STATED PROBLEM: Which lines contain the word "MANAGEMENT"? Return each of them as written.

* BEGIN INPUT *

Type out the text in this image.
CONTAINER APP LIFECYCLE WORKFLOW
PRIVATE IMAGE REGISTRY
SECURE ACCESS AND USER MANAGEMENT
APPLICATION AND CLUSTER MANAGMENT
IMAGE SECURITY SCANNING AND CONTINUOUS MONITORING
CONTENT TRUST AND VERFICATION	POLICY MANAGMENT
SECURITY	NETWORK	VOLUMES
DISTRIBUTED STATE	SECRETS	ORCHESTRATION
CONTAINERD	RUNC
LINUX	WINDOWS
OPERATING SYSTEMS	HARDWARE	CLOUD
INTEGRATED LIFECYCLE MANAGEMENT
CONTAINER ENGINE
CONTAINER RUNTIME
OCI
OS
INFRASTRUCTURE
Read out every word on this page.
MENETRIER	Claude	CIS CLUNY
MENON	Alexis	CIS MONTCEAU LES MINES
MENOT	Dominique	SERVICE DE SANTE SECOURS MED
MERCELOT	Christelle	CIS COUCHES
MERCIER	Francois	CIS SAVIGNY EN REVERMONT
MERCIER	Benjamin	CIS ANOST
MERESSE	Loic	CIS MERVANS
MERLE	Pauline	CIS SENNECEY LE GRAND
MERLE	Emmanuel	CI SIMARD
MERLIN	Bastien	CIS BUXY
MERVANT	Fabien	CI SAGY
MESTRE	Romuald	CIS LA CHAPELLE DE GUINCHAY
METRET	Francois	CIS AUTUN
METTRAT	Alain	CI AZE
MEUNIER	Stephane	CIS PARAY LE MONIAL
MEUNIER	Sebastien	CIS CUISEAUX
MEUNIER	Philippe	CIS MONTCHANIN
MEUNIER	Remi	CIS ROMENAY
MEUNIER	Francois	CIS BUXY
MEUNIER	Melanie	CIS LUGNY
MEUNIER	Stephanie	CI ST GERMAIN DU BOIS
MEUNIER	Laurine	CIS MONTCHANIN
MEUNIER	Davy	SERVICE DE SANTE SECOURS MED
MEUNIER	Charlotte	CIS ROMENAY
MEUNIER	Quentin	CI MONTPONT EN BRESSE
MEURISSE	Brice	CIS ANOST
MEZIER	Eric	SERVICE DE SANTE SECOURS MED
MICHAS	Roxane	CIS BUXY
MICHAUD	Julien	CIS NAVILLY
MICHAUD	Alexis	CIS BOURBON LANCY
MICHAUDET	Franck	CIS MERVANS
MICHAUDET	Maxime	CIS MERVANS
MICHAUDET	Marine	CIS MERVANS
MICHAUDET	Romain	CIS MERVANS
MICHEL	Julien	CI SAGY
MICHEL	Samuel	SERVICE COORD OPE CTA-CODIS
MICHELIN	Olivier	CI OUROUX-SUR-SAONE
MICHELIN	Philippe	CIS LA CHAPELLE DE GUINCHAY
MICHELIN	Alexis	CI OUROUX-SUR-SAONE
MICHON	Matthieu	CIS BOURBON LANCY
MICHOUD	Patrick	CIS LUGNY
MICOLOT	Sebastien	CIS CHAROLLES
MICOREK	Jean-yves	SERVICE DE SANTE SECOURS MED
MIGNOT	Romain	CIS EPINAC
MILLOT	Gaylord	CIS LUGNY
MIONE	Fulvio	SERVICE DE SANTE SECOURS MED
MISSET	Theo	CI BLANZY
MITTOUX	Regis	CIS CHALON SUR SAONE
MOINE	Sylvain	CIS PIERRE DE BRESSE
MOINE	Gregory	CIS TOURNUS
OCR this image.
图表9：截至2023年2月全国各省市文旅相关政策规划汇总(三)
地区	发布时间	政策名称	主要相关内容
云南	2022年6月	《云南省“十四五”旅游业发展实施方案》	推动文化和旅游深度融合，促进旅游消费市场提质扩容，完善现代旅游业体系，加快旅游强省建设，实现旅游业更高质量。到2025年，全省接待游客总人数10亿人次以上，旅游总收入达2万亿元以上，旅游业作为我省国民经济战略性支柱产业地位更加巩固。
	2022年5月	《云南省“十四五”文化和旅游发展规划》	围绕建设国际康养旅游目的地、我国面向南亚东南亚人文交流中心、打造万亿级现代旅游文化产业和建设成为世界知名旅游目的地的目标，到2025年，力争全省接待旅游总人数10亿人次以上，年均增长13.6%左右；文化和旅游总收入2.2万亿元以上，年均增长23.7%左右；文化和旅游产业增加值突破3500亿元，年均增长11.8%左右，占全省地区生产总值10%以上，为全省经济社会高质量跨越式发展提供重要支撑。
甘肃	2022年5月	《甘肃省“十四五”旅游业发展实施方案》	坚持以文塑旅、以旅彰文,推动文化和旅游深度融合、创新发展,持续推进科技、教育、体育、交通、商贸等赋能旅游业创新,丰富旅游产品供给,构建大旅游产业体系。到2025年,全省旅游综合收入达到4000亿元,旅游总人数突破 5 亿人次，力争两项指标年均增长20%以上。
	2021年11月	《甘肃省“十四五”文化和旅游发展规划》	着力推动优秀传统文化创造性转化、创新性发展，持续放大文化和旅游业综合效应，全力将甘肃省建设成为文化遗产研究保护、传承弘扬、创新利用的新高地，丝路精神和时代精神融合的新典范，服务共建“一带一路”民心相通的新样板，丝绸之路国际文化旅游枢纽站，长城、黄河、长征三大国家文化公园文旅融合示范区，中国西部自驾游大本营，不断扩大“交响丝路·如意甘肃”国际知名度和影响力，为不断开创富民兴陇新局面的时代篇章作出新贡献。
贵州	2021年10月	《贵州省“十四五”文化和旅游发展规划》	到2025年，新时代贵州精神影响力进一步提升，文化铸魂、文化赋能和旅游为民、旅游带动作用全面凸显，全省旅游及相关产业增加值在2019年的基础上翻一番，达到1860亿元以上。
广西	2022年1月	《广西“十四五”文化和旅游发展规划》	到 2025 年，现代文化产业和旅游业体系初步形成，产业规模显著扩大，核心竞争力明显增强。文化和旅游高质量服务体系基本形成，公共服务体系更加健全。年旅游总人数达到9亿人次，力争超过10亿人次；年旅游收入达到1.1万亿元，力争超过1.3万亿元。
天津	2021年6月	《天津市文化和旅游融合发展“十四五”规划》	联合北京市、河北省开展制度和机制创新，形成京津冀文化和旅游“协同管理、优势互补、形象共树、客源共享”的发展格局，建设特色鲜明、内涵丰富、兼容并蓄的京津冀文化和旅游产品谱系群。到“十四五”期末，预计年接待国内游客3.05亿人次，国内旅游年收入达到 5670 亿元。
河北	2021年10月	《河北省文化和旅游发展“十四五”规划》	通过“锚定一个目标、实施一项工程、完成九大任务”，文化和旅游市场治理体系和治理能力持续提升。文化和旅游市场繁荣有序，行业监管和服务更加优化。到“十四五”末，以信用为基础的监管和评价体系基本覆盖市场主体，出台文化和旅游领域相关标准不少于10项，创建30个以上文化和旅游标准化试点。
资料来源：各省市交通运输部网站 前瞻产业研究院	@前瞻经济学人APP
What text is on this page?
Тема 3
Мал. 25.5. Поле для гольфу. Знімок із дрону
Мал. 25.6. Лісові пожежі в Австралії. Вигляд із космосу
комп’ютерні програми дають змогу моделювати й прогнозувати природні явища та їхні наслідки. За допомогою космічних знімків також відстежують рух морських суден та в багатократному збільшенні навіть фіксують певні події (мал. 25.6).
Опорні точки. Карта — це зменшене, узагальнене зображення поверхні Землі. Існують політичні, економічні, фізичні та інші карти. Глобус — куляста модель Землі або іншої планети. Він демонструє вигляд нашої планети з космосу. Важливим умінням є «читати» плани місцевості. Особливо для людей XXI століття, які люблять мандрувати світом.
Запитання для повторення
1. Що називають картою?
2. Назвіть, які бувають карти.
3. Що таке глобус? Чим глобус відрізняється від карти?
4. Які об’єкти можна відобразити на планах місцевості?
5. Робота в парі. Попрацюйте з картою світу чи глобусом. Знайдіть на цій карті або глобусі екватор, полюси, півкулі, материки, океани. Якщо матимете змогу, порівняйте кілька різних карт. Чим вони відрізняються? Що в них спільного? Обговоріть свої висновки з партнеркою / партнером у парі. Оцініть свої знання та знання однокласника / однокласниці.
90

* END INPUT *

OUTPUT FOR THIS EXERCISE:
SECURE ACCESS AND USER MANAGEMENT
INTEGRATED LIFECYCLE MANAGEMENT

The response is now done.